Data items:
_ _ _ _ _ _ _

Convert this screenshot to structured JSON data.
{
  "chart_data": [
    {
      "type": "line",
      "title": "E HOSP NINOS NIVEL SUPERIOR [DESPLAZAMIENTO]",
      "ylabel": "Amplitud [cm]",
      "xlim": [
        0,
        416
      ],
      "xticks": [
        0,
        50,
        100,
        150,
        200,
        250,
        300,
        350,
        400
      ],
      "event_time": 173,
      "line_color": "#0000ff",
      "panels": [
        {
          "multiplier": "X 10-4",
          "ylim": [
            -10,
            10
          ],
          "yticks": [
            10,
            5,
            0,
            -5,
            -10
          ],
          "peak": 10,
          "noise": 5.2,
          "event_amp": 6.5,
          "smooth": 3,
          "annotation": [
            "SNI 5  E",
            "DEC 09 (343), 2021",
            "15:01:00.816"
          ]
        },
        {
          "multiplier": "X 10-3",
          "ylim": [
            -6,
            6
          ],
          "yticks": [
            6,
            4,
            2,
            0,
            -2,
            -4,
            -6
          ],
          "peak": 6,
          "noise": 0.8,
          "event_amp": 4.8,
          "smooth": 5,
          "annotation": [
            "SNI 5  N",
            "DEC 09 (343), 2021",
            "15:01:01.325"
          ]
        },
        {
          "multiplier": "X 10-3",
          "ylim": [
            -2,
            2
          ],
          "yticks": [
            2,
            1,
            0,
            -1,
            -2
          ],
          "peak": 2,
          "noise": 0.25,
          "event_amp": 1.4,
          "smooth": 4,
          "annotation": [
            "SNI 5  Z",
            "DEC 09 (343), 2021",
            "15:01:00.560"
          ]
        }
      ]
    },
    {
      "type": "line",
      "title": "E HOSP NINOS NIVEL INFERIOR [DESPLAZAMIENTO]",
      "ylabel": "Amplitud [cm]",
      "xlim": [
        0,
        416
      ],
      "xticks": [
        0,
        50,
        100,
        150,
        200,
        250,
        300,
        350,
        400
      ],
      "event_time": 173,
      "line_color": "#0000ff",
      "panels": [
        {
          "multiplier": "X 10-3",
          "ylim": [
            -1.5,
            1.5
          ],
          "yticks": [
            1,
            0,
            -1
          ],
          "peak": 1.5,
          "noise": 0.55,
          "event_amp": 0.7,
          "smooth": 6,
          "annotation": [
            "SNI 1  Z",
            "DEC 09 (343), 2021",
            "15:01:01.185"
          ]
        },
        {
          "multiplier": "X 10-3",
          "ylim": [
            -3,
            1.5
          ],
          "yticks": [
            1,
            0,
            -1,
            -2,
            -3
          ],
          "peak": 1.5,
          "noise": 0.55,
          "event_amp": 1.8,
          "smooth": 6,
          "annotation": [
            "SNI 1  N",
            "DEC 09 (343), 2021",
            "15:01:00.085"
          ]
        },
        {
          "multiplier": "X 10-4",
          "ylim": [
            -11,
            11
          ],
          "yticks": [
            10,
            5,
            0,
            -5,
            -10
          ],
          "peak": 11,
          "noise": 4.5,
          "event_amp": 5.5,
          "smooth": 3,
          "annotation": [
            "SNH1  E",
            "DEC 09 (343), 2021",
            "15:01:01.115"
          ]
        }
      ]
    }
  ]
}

_ _ _ _ _ _ _

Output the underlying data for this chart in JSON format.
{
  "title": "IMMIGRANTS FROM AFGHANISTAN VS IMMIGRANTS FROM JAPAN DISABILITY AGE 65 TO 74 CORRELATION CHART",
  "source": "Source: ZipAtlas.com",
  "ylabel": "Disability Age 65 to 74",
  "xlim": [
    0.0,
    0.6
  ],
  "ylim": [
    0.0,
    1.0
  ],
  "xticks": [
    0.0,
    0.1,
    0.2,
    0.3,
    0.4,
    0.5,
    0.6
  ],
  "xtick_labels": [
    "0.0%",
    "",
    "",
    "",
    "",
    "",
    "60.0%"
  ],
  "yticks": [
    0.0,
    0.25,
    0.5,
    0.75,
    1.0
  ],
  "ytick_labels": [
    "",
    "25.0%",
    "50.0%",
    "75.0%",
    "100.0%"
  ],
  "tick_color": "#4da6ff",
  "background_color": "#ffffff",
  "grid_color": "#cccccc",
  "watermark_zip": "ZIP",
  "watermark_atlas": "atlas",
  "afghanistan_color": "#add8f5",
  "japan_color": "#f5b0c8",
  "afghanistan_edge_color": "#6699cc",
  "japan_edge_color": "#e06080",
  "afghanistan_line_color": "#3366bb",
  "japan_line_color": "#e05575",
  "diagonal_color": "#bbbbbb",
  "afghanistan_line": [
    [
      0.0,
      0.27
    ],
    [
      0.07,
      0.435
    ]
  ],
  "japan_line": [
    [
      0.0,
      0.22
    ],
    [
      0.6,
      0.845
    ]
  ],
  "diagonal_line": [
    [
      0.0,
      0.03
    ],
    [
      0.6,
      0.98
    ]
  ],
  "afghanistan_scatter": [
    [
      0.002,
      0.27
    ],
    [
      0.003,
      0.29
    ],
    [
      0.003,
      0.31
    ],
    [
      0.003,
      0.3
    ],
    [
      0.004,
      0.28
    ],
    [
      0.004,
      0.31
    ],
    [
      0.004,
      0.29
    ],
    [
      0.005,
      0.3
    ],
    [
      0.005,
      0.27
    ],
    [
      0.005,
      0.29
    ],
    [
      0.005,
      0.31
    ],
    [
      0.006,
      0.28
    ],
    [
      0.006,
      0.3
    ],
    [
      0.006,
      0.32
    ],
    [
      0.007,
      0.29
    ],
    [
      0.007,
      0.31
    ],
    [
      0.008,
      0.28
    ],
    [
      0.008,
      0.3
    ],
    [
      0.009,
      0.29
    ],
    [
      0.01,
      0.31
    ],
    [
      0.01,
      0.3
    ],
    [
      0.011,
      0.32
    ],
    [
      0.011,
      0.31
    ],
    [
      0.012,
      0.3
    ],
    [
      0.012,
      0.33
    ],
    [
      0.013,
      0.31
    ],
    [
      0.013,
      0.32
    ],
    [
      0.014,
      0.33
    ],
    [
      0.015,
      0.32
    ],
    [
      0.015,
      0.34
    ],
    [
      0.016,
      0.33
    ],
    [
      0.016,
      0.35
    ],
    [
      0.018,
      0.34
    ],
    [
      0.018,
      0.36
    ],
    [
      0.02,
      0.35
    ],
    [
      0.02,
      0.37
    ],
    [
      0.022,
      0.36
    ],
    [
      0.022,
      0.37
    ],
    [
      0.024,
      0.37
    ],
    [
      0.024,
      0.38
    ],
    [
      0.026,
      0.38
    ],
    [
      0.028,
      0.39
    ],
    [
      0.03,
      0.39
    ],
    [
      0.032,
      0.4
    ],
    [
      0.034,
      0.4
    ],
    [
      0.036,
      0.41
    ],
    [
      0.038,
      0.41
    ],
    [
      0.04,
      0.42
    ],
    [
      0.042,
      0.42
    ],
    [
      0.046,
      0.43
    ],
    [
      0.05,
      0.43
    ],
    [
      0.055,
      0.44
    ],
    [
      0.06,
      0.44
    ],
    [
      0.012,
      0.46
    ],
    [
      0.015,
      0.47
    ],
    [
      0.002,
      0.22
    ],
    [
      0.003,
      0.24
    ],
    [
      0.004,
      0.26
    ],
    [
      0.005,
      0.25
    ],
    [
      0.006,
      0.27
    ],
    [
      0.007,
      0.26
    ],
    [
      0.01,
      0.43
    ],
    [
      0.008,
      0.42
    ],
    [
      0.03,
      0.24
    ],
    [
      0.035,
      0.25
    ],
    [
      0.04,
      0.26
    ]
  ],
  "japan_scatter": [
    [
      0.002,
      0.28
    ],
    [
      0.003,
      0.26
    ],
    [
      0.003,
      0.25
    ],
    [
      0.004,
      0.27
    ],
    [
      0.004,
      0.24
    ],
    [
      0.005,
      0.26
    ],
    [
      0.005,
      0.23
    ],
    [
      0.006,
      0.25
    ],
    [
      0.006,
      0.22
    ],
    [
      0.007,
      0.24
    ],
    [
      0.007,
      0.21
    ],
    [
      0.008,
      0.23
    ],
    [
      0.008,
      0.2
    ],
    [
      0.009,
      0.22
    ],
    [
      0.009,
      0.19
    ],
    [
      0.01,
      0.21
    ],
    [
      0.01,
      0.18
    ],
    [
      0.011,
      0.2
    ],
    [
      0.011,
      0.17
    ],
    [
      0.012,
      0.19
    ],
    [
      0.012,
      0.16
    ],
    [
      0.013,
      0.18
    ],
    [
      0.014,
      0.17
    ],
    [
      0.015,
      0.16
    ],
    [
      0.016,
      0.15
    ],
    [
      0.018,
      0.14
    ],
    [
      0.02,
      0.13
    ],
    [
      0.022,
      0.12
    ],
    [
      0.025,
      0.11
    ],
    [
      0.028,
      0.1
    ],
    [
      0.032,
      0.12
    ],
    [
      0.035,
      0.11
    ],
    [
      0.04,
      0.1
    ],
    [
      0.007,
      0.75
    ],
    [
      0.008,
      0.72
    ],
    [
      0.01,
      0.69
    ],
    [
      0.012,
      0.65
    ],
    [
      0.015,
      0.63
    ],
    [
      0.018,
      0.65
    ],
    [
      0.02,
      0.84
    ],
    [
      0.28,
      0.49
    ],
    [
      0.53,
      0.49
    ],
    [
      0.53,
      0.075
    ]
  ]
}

_ _ _ _ _ _ _

**Task requirements**
Which lines of the data include "HOSP"? Copy each of them.

**Written response**
      "title": "E HOSP NINOS NIVEL SUPERIOR [DESPLAZAMIENTO]",
      "title": "E HOSP NINOS NIVEL INFERIOR [DESPLAZAMIENTO]",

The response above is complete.